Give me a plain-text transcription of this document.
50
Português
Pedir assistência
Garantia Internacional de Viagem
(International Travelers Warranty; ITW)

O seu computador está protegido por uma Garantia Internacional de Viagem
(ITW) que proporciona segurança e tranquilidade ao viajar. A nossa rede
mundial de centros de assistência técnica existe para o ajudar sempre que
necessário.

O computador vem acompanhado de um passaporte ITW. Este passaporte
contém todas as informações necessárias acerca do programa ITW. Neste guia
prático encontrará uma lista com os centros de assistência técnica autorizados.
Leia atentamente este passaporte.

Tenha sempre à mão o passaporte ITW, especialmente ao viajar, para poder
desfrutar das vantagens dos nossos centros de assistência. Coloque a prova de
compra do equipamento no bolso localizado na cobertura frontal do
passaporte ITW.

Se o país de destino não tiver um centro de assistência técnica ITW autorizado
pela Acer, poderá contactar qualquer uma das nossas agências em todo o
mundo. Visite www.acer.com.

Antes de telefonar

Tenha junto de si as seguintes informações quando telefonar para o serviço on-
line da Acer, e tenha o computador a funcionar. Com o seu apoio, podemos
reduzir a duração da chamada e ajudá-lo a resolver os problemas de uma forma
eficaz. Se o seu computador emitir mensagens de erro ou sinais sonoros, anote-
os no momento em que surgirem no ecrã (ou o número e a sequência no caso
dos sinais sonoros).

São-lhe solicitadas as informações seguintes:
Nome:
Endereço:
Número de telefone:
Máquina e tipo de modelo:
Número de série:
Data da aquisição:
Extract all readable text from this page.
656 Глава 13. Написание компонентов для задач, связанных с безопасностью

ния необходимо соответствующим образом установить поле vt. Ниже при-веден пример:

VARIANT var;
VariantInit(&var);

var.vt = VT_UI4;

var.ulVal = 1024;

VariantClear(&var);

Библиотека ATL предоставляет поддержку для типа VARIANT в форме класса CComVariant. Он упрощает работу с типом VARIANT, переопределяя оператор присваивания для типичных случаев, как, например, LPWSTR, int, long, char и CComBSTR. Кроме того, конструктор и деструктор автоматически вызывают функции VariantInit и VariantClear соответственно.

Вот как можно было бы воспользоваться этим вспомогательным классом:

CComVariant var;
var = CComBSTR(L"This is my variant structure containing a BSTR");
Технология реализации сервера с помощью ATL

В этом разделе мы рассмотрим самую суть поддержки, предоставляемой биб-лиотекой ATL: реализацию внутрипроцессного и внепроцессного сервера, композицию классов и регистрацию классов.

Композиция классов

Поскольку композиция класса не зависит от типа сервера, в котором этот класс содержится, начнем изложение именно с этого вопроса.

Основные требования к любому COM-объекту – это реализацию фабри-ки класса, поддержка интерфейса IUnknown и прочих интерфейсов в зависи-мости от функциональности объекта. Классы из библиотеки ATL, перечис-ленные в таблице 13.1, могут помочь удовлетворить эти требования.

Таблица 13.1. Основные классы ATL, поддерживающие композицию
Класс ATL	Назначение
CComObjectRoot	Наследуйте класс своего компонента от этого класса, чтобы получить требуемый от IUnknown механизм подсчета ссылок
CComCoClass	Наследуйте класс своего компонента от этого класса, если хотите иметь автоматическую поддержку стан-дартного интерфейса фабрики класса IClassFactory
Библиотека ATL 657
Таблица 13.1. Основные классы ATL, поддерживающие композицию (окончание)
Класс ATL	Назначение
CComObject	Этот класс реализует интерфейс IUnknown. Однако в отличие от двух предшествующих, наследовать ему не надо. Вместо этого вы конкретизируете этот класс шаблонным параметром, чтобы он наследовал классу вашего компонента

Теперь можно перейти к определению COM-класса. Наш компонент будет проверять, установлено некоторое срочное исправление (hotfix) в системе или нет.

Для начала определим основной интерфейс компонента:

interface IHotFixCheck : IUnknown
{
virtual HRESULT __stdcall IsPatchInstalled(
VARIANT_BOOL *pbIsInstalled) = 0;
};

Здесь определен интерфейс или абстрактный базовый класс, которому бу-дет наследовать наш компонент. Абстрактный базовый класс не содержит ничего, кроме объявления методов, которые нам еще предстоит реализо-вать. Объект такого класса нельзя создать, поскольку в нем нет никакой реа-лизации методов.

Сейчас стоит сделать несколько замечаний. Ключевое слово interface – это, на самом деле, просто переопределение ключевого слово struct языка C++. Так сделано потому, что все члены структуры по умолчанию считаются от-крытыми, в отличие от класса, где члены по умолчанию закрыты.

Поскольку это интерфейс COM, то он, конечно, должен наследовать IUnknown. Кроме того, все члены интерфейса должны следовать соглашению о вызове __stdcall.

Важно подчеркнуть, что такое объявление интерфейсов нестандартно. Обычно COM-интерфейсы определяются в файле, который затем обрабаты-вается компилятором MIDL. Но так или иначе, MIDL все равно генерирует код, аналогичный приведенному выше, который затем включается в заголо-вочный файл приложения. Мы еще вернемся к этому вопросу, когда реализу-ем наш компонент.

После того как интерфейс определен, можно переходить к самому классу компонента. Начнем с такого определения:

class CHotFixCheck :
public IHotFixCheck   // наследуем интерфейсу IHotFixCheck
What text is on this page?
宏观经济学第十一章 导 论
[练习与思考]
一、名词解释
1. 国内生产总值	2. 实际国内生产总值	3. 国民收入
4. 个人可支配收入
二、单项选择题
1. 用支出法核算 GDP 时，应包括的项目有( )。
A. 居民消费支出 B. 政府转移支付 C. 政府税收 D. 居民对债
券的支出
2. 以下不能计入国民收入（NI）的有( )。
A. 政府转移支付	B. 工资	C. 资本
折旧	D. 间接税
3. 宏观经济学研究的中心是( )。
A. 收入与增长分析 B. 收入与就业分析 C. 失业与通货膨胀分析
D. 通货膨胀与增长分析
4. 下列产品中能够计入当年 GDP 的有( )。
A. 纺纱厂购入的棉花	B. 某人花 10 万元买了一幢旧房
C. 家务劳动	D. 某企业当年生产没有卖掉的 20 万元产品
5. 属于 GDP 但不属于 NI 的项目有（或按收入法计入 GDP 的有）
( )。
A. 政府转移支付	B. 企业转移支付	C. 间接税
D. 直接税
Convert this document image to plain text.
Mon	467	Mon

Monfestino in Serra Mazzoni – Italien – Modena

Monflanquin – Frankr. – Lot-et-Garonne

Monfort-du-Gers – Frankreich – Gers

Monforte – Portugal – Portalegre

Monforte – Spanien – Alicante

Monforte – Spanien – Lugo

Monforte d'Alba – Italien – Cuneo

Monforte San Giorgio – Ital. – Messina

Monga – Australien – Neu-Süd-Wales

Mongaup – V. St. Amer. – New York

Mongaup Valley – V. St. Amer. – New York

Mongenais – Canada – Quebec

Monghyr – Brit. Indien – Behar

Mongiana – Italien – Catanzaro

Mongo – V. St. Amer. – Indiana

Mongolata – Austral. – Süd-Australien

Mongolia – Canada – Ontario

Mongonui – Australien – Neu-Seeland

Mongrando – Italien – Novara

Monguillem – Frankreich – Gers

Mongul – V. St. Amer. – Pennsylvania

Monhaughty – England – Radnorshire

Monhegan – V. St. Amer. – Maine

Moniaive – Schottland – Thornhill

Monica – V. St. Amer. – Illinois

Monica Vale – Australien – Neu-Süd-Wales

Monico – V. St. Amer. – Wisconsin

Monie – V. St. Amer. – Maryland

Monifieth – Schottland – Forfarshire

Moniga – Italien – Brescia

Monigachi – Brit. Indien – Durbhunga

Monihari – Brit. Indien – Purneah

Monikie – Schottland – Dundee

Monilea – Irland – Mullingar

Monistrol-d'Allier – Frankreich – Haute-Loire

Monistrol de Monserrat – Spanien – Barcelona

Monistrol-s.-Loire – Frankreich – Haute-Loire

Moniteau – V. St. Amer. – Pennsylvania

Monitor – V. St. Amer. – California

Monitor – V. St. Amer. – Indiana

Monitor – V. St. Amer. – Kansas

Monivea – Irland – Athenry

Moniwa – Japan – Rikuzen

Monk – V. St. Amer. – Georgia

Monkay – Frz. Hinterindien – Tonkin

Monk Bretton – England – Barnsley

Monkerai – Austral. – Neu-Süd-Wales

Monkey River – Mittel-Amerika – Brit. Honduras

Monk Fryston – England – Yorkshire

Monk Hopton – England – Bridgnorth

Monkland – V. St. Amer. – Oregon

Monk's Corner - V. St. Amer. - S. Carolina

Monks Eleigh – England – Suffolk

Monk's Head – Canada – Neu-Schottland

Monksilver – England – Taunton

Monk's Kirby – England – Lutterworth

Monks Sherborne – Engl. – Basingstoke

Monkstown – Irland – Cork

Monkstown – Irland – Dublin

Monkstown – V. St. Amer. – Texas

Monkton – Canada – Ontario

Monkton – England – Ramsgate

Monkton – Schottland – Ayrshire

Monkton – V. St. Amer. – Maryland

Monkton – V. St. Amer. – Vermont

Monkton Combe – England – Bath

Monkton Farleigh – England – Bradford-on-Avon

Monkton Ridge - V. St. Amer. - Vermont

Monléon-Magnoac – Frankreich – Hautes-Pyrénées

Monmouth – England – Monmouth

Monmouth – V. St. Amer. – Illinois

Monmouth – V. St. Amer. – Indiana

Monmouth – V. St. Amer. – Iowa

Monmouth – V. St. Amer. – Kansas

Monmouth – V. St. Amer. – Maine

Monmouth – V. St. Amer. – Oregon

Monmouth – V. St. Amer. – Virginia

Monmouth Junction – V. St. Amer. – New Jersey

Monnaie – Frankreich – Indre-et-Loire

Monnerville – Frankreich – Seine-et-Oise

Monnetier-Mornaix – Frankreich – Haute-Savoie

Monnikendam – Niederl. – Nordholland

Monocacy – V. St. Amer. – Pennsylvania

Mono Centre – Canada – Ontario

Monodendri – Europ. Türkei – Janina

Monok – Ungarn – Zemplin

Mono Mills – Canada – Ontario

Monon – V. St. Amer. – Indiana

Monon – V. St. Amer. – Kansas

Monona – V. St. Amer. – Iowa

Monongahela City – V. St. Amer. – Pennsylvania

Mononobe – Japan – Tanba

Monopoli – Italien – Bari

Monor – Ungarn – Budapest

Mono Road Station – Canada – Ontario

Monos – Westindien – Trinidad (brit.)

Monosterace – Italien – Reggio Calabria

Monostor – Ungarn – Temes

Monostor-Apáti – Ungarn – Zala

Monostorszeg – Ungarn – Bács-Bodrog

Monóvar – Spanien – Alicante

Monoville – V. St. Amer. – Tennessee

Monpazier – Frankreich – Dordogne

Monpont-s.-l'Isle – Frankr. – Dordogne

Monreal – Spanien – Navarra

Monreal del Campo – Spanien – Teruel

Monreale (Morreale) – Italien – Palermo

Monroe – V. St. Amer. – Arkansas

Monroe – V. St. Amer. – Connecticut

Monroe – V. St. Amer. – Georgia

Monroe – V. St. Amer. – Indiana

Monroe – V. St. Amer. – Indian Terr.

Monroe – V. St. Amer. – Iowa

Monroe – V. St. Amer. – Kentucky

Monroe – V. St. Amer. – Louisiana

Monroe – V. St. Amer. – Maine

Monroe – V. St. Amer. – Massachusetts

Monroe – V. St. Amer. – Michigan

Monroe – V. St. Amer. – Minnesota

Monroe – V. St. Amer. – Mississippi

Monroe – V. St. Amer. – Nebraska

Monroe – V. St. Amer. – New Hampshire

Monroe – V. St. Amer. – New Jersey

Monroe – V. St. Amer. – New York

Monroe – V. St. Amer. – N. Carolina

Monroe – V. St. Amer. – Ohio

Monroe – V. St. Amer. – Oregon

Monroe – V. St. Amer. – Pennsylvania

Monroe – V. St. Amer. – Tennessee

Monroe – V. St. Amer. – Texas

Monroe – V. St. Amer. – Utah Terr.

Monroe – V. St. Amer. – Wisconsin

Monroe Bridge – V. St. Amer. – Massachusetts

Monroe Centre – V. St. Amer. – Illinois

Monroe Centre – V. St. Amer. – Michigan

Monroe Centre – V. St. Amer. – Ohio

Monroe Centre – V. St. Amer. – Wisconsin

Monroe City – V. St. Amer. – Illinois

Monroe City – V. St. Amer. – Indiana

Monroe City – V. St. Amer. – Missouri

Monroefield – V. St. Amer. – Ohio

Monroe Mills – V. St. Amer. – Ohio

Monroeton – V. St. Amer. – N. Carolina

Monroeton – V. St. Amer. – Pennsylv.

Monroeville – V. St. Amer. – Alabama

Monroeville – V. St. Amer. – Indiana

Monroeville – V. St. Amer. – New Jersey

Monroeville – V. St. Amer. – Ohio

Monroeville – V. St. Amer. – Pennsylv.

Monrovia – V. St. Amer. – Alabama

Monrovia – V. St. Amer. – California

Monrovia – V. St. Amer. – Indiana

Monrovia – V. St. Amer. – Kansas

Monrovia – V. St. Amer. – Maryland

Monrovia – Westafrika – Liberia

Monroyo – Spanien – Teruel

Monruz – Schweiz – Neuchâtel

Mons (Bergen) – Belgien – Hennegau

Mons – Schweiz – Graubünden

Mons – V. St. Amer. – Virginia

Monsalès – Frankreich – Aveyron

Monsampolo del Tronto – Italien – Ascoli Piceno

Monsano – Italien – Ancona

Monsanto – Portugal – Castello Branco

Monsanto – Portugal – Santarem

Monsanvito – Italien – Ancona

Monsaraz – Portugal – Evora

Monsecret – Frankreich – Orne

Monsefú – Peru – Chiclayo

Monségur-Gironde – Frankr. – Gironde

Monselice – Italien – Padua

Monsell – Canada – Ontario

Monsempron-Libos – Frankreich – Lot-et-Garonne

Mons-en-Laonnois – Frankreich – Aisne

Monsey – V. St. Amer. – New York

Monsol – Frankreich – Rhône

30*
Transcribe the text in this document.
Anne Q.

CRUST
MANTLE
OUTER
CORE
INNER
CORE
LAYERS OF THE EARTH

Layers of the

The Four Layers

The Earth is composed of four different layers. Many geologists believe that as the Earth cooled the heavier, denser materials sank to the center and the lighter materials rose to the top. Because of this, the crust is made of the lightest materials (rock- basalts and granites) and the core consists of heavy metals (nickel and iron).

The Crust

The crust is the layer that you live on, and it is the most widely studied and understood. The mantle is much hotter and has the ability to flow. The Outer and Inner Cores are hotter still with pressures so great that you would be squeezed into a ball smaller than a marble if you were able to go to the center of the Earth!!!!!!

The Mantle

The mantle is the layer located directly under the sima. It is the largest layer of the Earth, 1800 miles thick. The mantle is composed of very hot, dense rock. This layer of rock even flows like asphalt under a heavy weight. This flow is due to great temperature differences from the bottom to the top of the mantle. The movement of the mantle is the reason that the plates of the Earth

####

» YOUR OBJECTIVE
Check each line above for the word "Mills" and copy the ones that have it.

» CORRECT RESULT
Mono Mills – Canada – Ontario
Monroe Mills – V. St. Amer. – Ohio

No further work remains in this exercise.